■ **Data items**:
◇ ◇ ◇

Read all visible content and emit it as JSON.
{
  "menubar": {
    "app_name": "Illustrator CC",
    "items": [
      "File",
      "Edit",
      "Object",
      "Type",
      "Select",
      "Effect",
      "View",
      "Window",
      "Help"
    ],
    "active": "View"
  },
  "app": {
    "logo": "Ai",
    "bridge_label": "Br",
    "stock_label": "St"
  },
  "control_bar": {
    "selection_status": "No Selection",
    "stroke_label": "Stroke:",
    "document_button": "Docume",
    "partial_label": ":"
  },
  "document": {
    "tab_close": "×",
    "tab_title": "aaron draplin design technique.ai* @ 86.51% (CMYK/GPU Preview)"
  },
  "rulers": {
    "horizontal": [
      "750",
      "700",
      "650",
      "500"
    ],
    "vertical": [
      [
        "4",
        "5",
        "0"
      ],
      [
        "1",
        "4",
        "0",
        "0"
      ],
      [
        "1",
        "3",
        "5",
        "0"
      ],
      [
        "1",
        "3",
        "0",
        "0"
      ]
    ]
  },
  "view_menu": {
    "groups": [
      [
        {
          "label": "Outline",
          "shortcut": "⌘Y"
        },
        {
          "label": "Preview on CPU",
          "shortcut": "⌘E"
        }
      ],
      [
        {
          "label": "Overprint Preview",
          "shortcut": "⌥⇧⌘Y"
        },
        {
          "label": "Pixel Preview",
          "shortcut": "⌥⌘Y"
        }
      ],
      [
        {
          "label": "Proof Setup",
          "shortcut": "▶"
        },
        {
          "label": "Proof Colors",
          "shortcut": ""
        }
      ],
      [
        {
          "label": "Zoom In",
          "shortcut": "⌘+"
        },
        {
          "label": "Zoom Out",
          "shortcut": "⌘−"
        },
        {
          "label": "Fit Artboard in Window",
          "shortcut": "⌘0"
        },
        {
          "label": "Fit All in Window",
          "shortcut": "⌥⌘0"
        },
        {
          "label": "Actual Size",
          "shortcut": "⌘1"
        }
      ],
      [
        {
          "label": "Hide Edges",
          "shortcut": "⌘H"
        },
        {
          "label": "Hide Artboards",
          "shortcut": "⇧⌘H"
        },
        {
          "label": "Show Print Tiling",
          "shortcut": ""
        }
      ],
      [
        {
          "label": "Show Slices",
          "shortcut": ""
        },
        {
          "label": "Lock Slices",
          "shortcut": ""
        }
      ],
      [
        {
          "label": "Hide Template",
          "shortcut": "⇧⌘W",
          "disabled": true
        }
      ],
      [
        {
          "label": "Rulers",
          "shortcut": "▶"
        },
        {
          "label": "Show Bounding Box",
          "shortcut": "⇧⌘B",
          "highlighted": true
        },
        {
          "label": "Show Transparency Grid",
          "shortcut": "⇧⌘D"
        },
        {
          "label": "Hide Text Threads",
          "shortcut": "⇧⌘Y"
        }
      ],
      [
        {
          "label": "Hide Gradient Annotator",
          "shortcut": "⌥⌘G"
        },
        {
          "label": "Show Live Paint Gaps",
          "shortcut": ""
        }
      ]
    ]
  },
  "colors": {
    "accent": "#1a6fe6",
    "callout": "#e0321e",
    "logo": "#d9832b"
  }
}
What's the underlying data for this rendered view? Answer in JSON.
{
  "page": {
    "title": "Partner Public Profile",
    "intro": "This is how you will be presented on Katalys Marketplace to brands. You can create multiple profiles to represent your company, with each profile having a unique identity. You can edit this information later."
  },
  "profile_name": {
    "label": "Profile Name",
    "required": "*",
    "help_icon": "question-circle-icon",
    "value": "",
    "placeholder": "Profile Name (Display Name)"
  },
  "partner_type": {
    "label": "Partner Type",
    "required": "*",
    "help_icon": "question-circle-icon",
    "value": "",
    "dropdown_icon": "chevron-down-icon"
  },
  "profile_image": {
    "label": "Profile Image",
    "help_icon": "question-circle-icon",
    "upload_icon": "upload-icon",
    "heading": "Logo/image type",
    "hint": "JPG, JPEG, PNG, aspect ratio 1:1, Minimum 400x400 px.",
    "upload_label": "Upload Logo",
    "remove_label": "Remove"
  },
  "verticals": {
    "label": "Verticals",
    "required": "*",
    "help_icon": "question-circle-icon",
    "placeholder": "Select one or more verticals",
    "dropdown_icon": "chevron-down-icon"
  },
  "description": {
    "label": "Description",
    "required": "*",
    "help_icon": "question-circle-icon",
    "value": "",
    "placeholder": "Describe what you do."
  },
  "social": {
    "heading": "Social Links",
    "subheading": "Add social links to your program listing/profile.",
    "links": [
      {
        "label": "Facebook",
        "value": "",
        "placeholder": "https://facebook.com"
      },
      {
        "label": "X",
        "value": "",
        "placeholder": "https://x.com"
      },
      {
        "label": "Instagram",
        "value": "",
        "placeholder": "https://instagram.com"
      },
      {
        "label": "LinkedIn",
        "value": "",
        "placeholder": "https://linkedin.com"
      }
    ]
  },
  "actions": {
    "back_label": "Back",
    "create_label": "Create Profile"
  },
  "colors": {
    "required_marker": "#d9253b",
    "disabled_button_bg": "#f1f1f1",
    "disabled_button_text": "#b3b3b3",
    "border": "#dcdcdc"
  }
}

◇ ◇ ◇

Every line of the material must be returned exactly as it appears.

Read all visible content and emit it as JSON.
{
  "menubar": {
    "app_name": "Illustrator CC",
    "items": [
      "File",
      "Edit",
      "Object",
      "Type",
      "Select",
      "Effect",
      "View",
      "Window",
      "Help"
    ],
    "active": "View"
  },
  "app": {
    "logo": "Ai",
    "bridge_label": "Br",
    "stock_label": "St"
  },
  "control_bar": {
    "selection_status": "No Selection",
    "stroke_label": "Stroke:",
    "document_button": "Docume",
    "partial_label": ":"
  },
  "document": {
    "tab_close": "×",
    "tab_title": "aaron draplin design technique.ai* @ 86.51% (CMYK/GPU Preview)"
  },
  "rulers": {
    "horizontal": [
      "750",
      "700",
      "650",
      "500"
    ],
    "vertical": [
      [
        "4",
        "5",
        "0"
      ],
      [
        "1",
        "4",
        "0",
        "0"
      ],
      [
        "1",
        "3",
        "5",
        "0"
      ],
      [
        "1",
        "3",
        "0",
        "0"
      ]
    ]
  },
  "view_menu": {
    "groups": [
      [
        {
          "label": "Outline",
          "shortcut": "⌘Y"
        },
        {
          "label": "Preview on CPU",
          "shortcut": "⌘E"
        }
      ],
      [
        {
          "label": "Overprint Preview",
          "shortcut": "⌥⇧⌘Y"
        },
        {
          "label": "Pixel Preview",
          "shortcut": "⌥⌘Y"
        }
      ],
      [
        {
          "label": "Proof Setup",
          "shortcut": "▶"
        },
        {
          "label": "Proof Colors",
          "shortcut": ""
        }
      ],
      [
        {
          "label": "Zoom In",
          "shortcut": "⌘+"
        },
        {
          "label": "Zoom Out",
          "shortcut": "⌘−"
        },
        {
          "label": "Fit Artboard in Window",
          "shortcut": "⌘0"
        },
        {
          "label": "Fit All in Window",
          "shortcut": "⌥⌘0"
        },
        {
          "label": "Actual Size",
          "shortcut": "⌘1"
        }
      ],
      [
        {
          "label": "Hide Edges",
          "shortcut": "⌘H"
        },
        {
          "label": "Hide Artboards",
          "shortcut": "⇧⌘H"
        },
        {
          "label": "Show Print Tiling",
          "shortcut": ""
        }
      ],
      [
        {
          "label": "Show Slices",
          "shortcut": ""
        },
        {
          "label": "Lock Slices",
          "shortcut": ""
        }
      ],
      [
        {
          "label": "Hide Template",
          "shortcut": "⇧⌘W",
          "disabled": true
        }
      ],
      [
        {
          "label": "Rulers",
          "shortcut": "▶"
        },
        {
          "label": "Show Bounding Box",
          "shortcut": "⇧⌘B",
          "highlighted": true
        },
        {
          "label": "Show Transparency Grid",
          "shortcut": "⇧⌘D"
        },
        {
          "label": "Hide Text Threads",
          "shortcut": "⇧⌘Y"
        }
      ],
      [
        {
          "label": "Hide Gradient Annotator",
          "shortcut": "⌥⌘G"
        },
        {
          "label": "Show Live Paint Gaps",
          "shortcut": ""
        }
      ]
    ]
  },
  "colors": {
    "accent": "#1a6fe6",
    "callout": "#e0321e",
    "logo": "#d9832b"
  }
}
What's the underlying data for this rendered view? Answer in JSON.
{
  "page": {
    "title": "Partner Public Profile",
    "intro": "This is how you will be presented on Katalys Marketplace to brands. You can create multiple profiles to represent your company, with each profile having a unique identity. You can edit this information later."
  },
  "profile_name": {
    "label": "Profile Name",
    "required": "*",
    "help_icon": "question-circle-icon",
    "value": "",
    "placeholder": "Profile Name (Display Name)"
  },
  "partner_type": {
    "label": "Partner Type",
    "required": "*",
    "help_icon": "question-circle-icon",
    "value": "",
    "dropdown_icon": "chevron-down-icon"
  },
  "profile_image": {
    "label": "Profile Image",
    "help_icon": "question-circle-icon",
    "upload_icon": "upload-icon",
    "heading": "Logo/image type",
    "hint": "JPG, JPEG, PNG, aspect ratio 1:1, Minimum 400x400 px.",
    "upload_label": "Upload Logo",
    "remove_label": "Remove"
  },
  "verticals": {
    "label": "Verticals",
    "required": "*",
    "help_icon": "question-circle-icon",
    "placeholder": "Select one or more verticals",
    "dropdown_icon": "chevron-down-icon"
  },
  "description": {
    "label": "Description",
    "required": "*",
    "help_icon": "question-circle-icon",
    "value": "",
    "placeholder": "Describe what you do."
  },
  "social": {
    "heading": "Social Links",
    "subheading": "Add social links to your program listing/profile.",
    "links": [
      {
        "label": "Facebook",
        "value": "",
        "placeholder": "https://facebook.com"
      },
      {
        "label": "X",
        "value": "",
        "placeholder": "https://x.com"
      },
      {
        "label": "Instagram",
        "value": "",
        "placeholder": "https://instagram.com"
      },
      {
        "label": "LinkedIn",
        "value": "",
        "placeholder": "https://linkedin.com"
      }
    ]
  },
  "actions": {
    "back_label": "Back",
    "create_label": "Create Profile"
  },
  "colors": {
    "required_marker": "#d9253b",
    "disabled_button_bg": "#f1f1f1",
    "disabled_button_text": "#b3b3b3",
    "border": "#dcdcdc"
  }
}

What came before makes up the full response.